-- BEGIN --
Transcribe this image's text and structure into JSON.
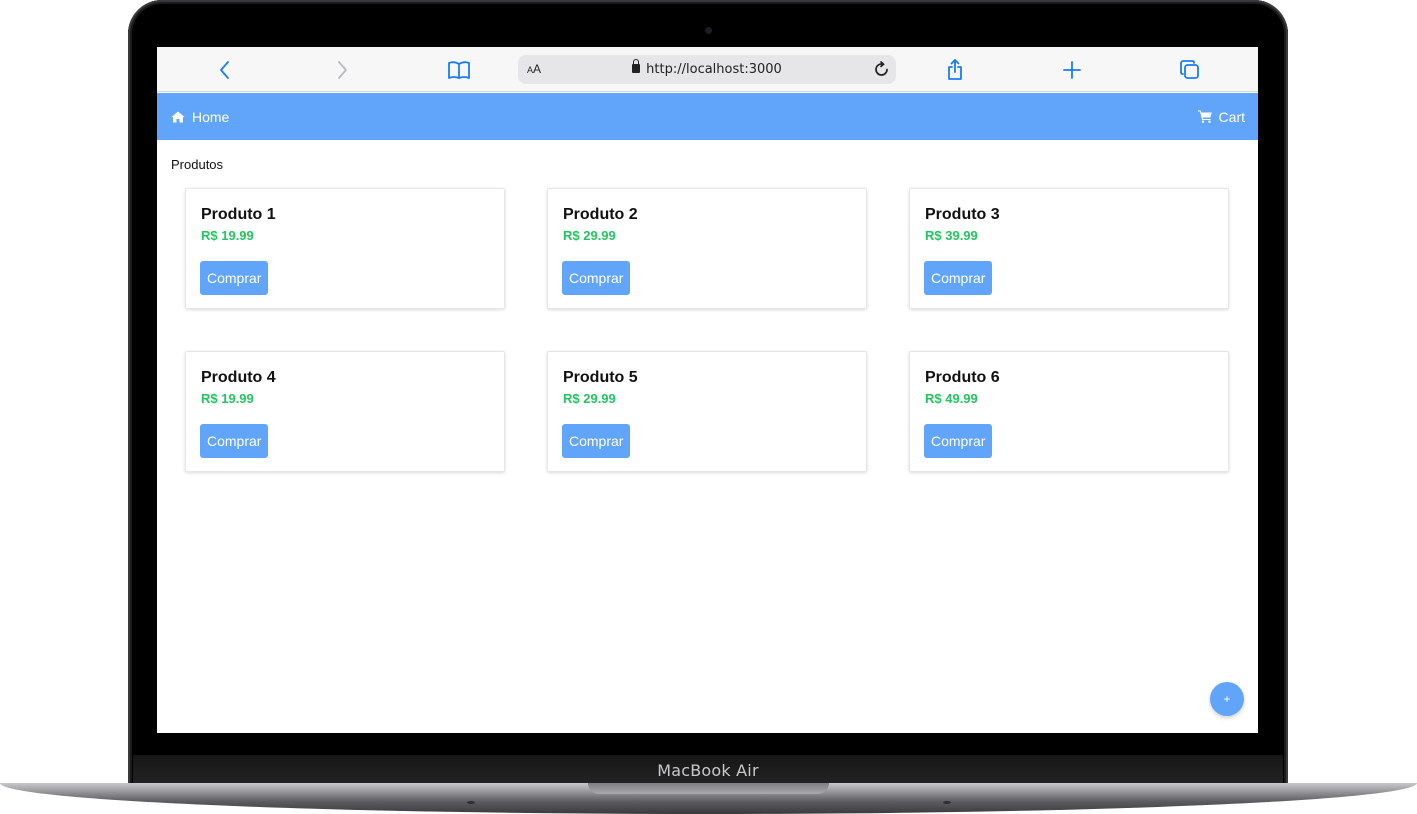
{
  "device": {
    "label": "MacBook Air"
  },
  "browser": {
    "address": {
      "text_size_label_small": "A",
      "text_size_label_large": "A",
      "url": "http://localhost:3000"
    },
    "icons": [
      "back-icon",
      "forward-icon",
      "bookmarks-icon",
      "lock-icon",
      "reload-icon",
      "share-icon",
      "new-tab-icon",
      "tabs-icon"
    ]
  },
  "navbar": {
    "home_label": "Home",
    "cart_label": "Cart",
    "color": "#60a5fa"
  },
  "main": {
    "section_title": "Produtos",
    "products": [
      {
        "name": "Produto 1",
        "price": "R$ 19.99",
        "button": "Comprar"
      },
      {
        "name": "Produto 2",
        "price": "R$ 29.99",
        "button": "Comprar"
      },
      {
        "name": "Produto 3",
        "price": "R$ 39.99",
        "button": "Comprar"
      },
      {
        "name": "Produto 4",
        "price": "R$ 19.99",
        "button": "Comprar"
      },
      {
        "name": "Produto 5",
        "price": "R$ 29.99",
        "button": "Comprar"
      },
      {
        "name": "Produto 6",
        "price": "R$ 49.99",
        "button": "Comprar"
      }
    ],
    "price_color": "#22c55e"
  },
  "fab": {
    "label": "+"
  }
}
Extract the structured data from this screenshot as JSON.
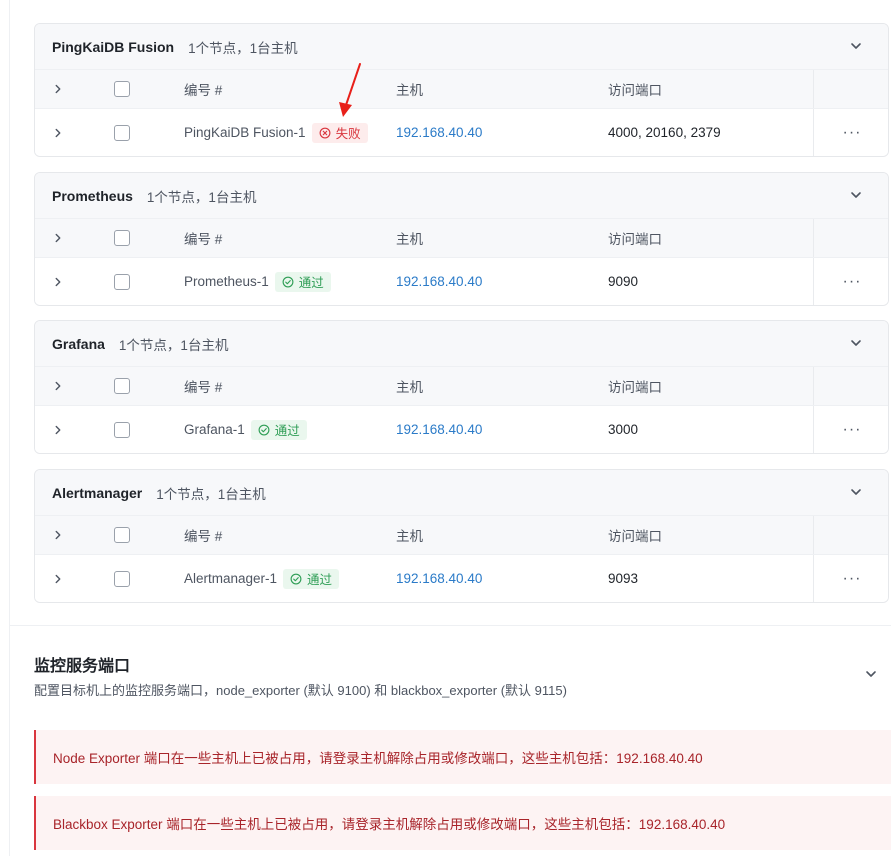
-- END --
▸ **WORK TO BE COMPLETED**
Extract the entries in full, exactly as they are, minus the pictures.

▸ **ANSWER BELOW**
Transcribe this image's text and structure into JSON.
{
  "device": {
    "label": "MacBook Air"
  },
  "browser": {
    "address": {
      "text_size_label_small": "A",
      "text_size_label_large": "A",
      "url": "http://localhost:3000"
    },
    "icons": [
      "back-icon",
      "forward-icon",
      "bookmarks-icon",
      "lock-icon",
      "reload-icon",
      "share-icon",
      "new-tab-icon",
      "tabs-icon"
    ]
  },
  "navbar": {
    "home_label": "Home",
    "cart_label": "Cart",
    "color": "#60a5fa"
  },
  "main": {
    "section_title": "Produtos",
    "products": [
      {
        "name": "Produto 1",
        "price": "R$ 19.99",
        "button": "Comprar"
      },
      {
        "name": "Produto 2",
        "price": "R$ 29.99",
        "button": "Comprar"
      },
      {
        "name": "Produto 3",
        "price": "R$ 39.99",
        "button": "Comprar"
      },
      {
        "name": "Produto 4",
        "price": "R$ 19.99",
        "button": "Comprar"
      },
      {
        "name": "Produto 5",
        "price": "R$ 29.99",
        "button": "Comprar"
      },
      {
        "name": "Produto 6",
        "price": "R$ 49.99",
        "button": "Comprar"
      }
    ],
    "price_color": "#22c55e"
  },
  "fab": {
    "label": "+"
  }
}
Extract the structured data from this screenshot as JSON.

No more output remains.